Salin Artikel

Kisah Nurohman, Diam seperti Pengangguran, Bergerak Mengendalikan 50 Server di Berbagai Negara

Tak pernah keluar rumah dan bersosialisasi, dan tak pernah terlihat bekerja, membuat masyarakat sekitar  menggunjingkannya.

Apalagi, Nurohman berasal dari keluarga miskin. Dia dianggap malas, tak cekatan, dan tak mau bekerja keras.

Namun, siapa sangka, pemuda yang disangka pengangguran itu merupakan pengelola 50 server yang ada di berbagai negara.

Nur, sapaan Nurohman, merupakan seorang teknisi infrastruktur alias infrastructure engineer di sebuah perusahaan yang berkutat dalam internet of things (IoT).

Perusahaan tempatnya bekerja merupakan perusahaan IT yang fokus pada engineering robotik dan otomatisasi bernama Consap Pte Ltd.

Perusahaan yang berkantor pusat di Singapura itu menangani IoT, di antaranya smart home, smart hotel, dan smart airport.

Klien perusahaannya dari berbagai negara, terbanyak di Singapura. Termasuk juga apartemen di Singapura hingga kafe.

IoT merupakan jaringan antarperangkat dan peralatan yang terhubung satu dengan lain dan beroperasi secara otomatis tanpa campur tangan manusia secara langsung.

IoT memerlukan banyak data agar semua berjalan normal, seperti perubahan temperatur, suara, sentuhan, dan lain sebagainya. Data tersebut tersimpan pada cloud data center.

Sensor dalam perangkat IoT bisa mengenali semua data itu. Manusia mengontrol beberapa perangkat dari jarak jauh melalui koneksi internet sesuai kebutuhan manusia itu sendiri.

> **Cuplikan Data**:
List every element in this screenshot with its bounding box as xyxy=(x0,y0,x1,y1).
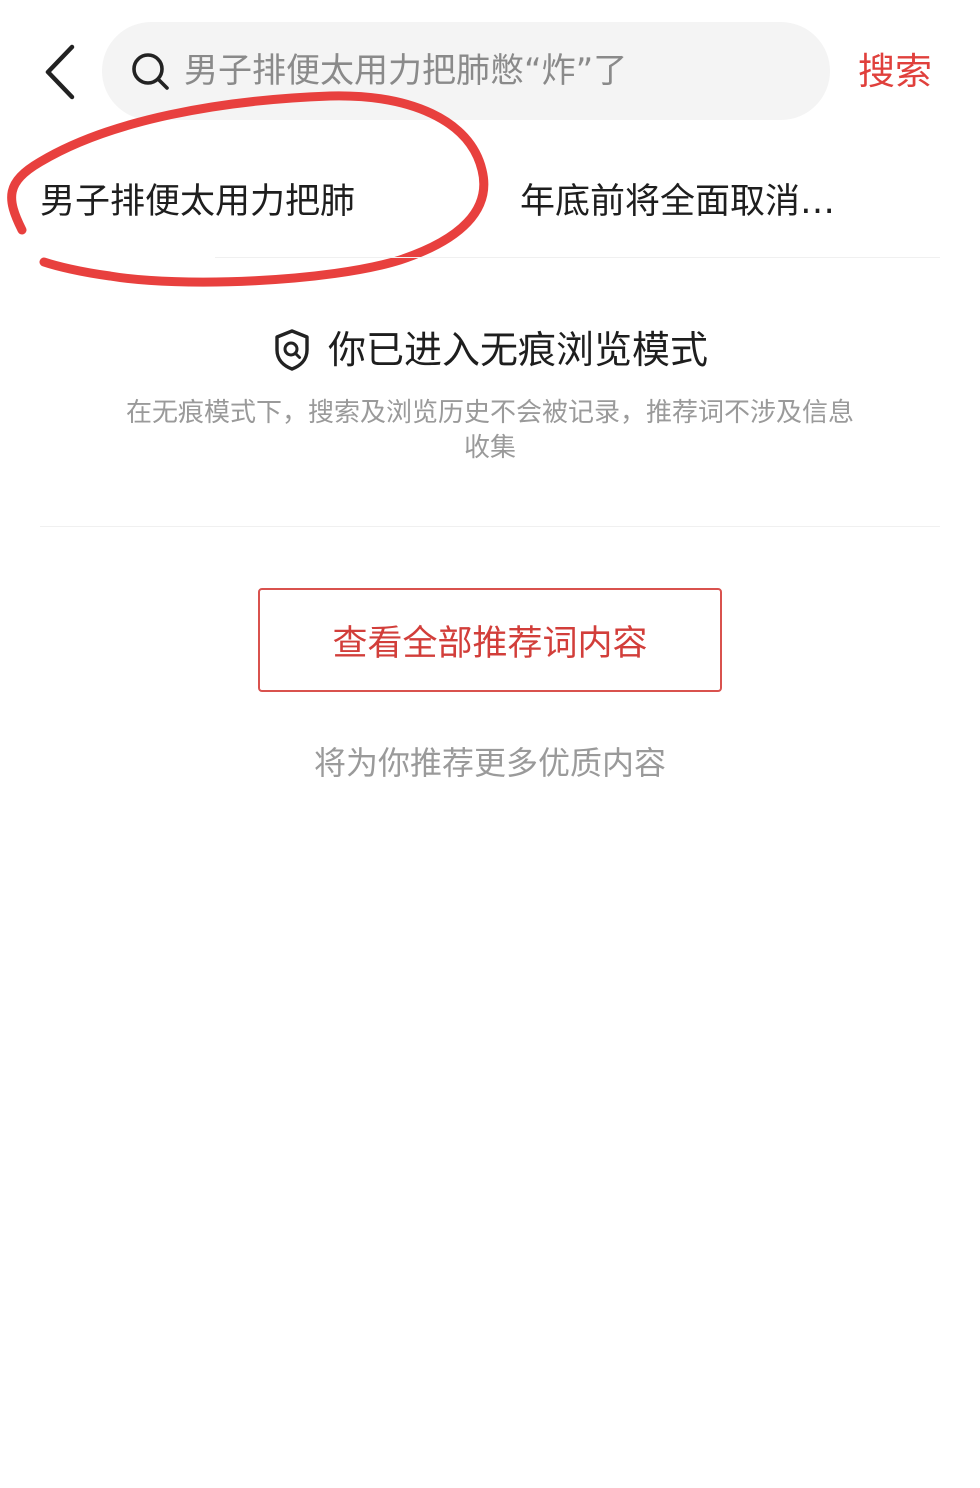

> **Soal 1**:
Jawab pertanyaan berikut berdasarkan artikel tentang Nurohman.
(a) Apa pekerjaan Nurohman?
(b) Di kota atau negara mana kantor pusat Consap Pte Ltd?
(c) Di mana data IoT disimpan?
> **Soal 2**: Salin kata demi kata bagian artikel tentang Nurohman dari "Namun, siapa sangka, pemuda" sampai "of things (IoT).".

> **Jawaban 1**:
(a) Teknisi infrastruktur (infrastructure engineer)
(b) Singapura
(c) Di cloud data center

> **Jawaban 2**:
Namun, siapa sangka, pemuda yang disangka pengangguran itu merupakan pengelola 50 server yang ada di berbagai negara.

Nur, sapaan Nurohman, merupakan seorang teknisi infrastruktur alias infrastructure engineer di sebuah perusahaan yang berkutat dalam internet of things (IoT).